Figure content listings:
☆ ☆ ☆ ☆

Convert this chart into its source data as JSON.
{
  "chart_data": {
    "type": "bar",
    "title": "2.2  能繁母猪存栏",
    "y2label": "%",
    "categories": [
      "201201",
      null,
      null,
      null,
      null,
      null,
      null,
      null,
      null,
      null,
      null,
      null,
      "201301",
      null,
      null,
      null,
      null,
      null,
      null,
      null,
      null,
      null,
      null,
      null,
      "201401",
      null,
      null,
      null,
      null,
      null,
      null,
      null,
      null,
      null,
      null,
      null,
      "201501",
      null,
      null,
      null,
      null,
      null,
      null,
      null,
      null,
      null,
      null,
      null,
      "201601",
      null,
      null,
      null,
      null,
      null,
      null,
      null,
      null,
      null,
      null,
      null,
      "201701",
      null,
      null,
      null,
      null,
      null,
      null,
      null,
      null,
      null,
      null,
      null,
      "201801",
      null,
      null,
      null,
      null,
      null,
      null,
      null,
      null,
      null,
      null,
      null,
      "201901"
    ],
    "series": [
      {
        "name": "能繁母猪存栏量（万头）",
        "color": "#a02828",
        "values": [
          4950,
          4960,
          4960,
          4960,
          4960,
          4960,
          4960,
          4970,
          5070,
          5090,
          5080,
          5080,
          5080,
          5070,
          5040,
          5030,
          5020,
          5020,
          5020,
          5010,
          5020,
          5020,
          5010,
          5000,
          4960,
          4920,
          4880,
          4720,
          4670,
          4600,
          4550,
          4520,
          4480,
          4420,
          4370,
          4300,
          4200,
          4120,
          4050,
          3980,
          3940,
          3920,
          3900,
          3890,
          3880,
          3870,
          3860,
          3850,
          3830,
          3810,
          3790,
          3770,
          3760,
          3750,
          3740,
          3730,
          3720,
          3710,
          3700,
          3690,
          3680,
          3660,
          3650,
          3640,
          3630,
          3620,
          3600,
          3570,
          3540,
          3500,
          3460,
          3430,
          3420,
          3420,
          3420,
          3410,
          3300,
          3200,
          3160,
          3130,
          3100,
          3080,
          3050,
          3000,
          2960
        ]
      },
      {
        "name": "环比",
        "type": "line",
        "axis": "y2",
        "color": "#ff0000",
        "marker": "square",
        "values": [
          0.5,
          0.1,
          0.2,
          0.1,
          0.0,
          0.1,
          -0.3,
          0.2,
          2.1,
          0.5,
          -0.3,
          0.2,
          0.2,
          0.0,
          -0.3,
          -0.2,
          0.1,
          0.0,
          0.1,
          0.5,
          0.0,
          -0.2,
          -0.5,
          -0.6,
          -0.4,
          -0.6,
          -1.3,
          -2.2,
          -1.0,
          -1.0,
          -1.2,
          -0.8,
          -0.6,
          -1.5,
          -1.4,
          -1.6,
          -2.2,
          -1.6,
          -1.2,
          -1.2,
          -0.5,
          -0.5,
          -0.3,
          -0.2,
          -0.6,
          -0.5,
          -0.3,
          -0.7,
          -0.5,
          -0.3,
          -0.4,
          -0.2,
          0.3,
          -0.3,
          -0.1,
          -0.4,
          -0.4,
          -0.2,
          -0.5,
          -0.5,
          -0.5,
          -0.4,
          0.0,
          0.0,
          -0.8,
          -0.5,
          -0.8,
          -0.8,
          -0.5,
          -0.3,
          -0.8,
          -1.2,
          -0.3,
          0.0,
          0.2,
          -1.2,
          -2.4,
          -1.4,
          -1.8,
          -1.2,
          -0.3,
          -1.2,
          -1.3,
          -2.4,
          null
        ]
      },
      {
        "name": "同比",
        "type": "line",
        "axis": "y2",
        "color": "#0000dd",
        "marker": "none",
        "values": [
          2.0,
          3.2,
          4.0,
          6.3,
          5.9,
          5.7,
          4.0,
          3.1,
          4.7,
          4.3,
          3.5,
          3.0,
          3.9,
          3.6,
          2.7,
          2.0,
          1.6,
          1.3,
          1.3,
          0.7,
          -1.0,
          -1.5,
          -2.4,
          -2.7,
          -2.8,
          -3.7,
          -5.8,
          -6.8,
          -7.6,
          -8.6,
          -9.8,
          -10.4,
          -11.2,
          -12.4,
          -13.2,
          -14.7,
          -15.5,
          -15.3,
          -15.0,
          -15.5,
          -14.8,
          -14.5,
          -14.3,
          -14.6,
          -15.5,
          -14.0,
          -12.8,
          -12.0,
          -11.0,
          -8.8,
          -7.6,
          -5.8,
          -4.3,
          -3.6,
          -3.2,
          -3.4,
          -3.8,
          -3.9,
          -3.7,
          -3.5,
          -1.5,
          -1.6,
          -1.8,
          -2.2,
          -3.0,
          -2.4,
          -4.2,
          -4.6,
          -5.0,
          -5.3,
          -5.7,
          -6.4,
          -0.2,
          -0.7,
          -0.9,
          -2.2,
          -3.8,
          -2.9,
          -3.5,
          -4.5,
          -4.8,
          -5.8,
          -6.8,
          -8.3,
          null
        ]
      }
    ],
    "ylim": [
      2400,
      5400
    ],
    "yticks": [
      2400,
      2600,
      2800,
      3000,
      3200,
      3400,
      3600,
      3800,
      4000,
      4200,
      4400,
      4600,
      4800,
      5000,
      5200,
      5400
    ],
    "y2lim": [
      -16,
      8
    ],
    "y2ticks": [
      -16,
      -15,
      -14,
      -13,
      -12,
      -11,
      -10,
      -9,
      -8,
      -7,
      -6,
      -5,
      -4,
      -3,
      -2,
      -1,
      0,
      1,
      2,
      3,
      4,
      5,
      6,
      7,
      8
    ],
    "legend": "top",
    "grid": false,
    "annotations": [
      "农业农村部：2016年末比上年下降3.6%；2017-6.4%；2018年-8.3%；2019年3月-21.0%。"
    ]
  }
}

☆ ☆ ☆ ☆

Write out the full set of records exactly as given.

- REPLY TO THE TASK:
Convert this chart into its source data as JSON.
{
  "chart_data": {
    "type": "bar",
    "title": "2.2  能繁母猪存栏",
    "y2label": "%",
    "categories": [
      "201201",
      null,
      null,
      null,
      null,
      null,
      null,
      null,
      null,
      null,
      null,
      null,
      "201301",
      null,
      null,
      null,
      null,
      null,
      null,
      null,
      null,
      null,
      null,
      null,
      "201401",
      null,
      null,
      null,
      null,
      null,
      null,
      null,
      null,
      null,
      null,
      null,
      "201501",
      null,
      null,
      null,
      null,
      null,
      null,
      null,
      null,
      null,
      null,
      null,
      "201601",
      null,
      null,
      null,
      null,
      null,
      null,
      null,
      null,
      null,
      null,
      null,
      "201701",
      null,
      null,
      null,
      null,
      null,
      null,
      null,
      null,
      null,
      null,
      null,
      "201801",
      null,
      null,
      null,
      null,
      null,
      null,
      null,
      null,
      null,
      null,
      null,
      "201901"
    ],
    "series": [
      {
        "name": "能繁母猪存栏量（万头）",
        "color": "#a02828",
        "values": [
          4950,
          4960,
          4960,
          4960,
          4960,
          4960,
          4960,
          4970,
          5070,
          5090,
          5080,
          5080,
          5080,
          5070,
          5040,
          5030,
          5020,
          5020,
          5020,
          5010,
          5020,
          5020,
          5010,
          5000,
          4960,
          4920,
          4880,
          4720,
          4670,
          4600,
          4550,
          4520,
          4480,
          4420,
          4370,
          4300,
          4200,
          4120,
          4050,
          3980,
          3940,
          3920,
          3900,
          3890,
          3880,
          3870,
          3860,
          3850,
          3830,
          3810,
          3790,
          3770,
          3760,
          3750,
          3740,
          3730,
          3720,
          3710,
          3700,
          3690,
          3680,
          3660,
          3650,
          3640,
          3630,
          3620,
          3600,
          3570,
          3540,
          3500,
          3460,
          3430,
          3420,
          3420,
          3420,
          3410,
          3300,
          3200,
          3160,
          3130,
          3100,
          3080,
          3050,
          3000,
          2960
        ]
      },
      {
        "name": "环比",
        "type": "line",
        "axis": "y2",
        "color": "#ff0000",
        "marker": "square",
        "values": [
          0.5,
          0.1,
          0.2,
          0.1,
          0.0,
          0.1,
          -0.3,
          0.2,
          2.1,
          0.5,
          -0.3,
          0.2,
          0.2,
          0.0,
          -0.3,
          -0.2,
          0.1,
          0.0,
          0.1,
          0.5,
          0.0,
          -0.2,
          -0.5,
          -0.6,
          -0.4,
          -0.6,
          -1.3,
          -2.2,
          -1.0,
          -1.0,
          -1.2,
          -0.8,
          -0.6,
          -1.5,
          -1.4,
          -1.6,
          -2.2,
          -1.6,
          -1.2,
          -1.2,
          -0.5,
          -0.5,
          -0.3,
          -0.2,
          -0.6,
          -0.5,
          -0.3,
          -0.7,
          -0.5,
          -0.3,
          -0.4,
          -0.2,
          0.3,
          -0.3,
          -0.1,
          -0.4,
          -0.4,
          -0.2,
          -0.5,
          -0.5,
          -0.5,
          -0.4,
          0.0,
          0.0,
          -0.8,
          -0.5,
          -0.8,
          -0.8,
          -0.5,
          -0.3,
          -0.8,
          -1.2,
          -0.3,
          0.0,
          0.2,
          -1.2,
          -2.4,
          -1.4,
          -1.8,
          -1.2,
          -0.3,
          -1.2,
          -1.3,
          -2.4,
          null
        ]
      },
      {
        "name": "同比",
        "type": "line",
        "axis": "y2",
        "color": "#0000dd",
        "marker": "none",
        "values": [
          2.0,
          3.2,
          4.0,
          6.3,
          5.9,
          5.7,
          4.0,
          3.1,
          4.7,
          4.3,
          3.5,
          3.0,
          3.9,
          3.6,
          2.7,
          2.0,
          1.6,
          1.3,
          1.3,
          0.7,
          -1.0,
          -1.5,
          -2.4,
          -2.7,
          -2.8,
          -3.7,
          -5.8,
          -6.8,
          -7.6,
          -8.6,
          -9.8,
          -10.4,
          -11.2,
          -12.4,
          -13.2,
          -14.7,
          -15.5,
          -15.3,
          -15.0,
          -15.5,
          -14.8,
          -14.5,
          -14.3,
          -14.6,
          -15.5,
          -14.0,
          -12.8,
          -12.0,
          -11.0,
          -8.8,
          -7.6,
          -5.8,
          -4.3,
          -3.6,
          -3.2,
          -3.4,
          -3.8,
          -3.9,
          -3.7,
          -3.5,
          -1.5,
          -1.6,
          -1.8,
          -2.2,
          -3.0,
          -2.4,
          -4.2,
          -4.6,
          -5.0,
          -5.3,
          -5.7,
          -6.4,
          -0.2,
          -0.7,
          -0.9,
          -2.2,
          -3.8,
          -2.9,
          -3.5,
          -4.5,
          -4.8,
          -5.8,
          -6.8,
          -8.3,
          null
        ]
      }
    ],
    "ylim": [
      2400,
      5400
    ],
    "yticks": [
      2400,
      2600,
      2800,
      3000,
      3200,
      3400,
      3600,
      3800,
      4000,
      4200,
      4400,
      4600,
      4800,
      5000,
      5200,
      5400
    ],
    "y2lim": [
      -16,
      8
    ],
    "y2ticks": [
      -16,
      -15,
      -14,
      -13,
      -12,
      -11,
      -10,
      -9,
      -8,
      -7,
      -6,
      -5,
      -4,
      -3,
      -2,
      -1,
      0,
      1,
      2,
      3,
      4,
      5,
      6,
      7,
      8
    ],
    "legend": "top",
    "grid": false,
    "annotations": [
      "农业农村部：2016年末比上年下降3.6%；2017-6.4%；2018年-8.3%；2019年3月-21.0%。"
    ]
  }
}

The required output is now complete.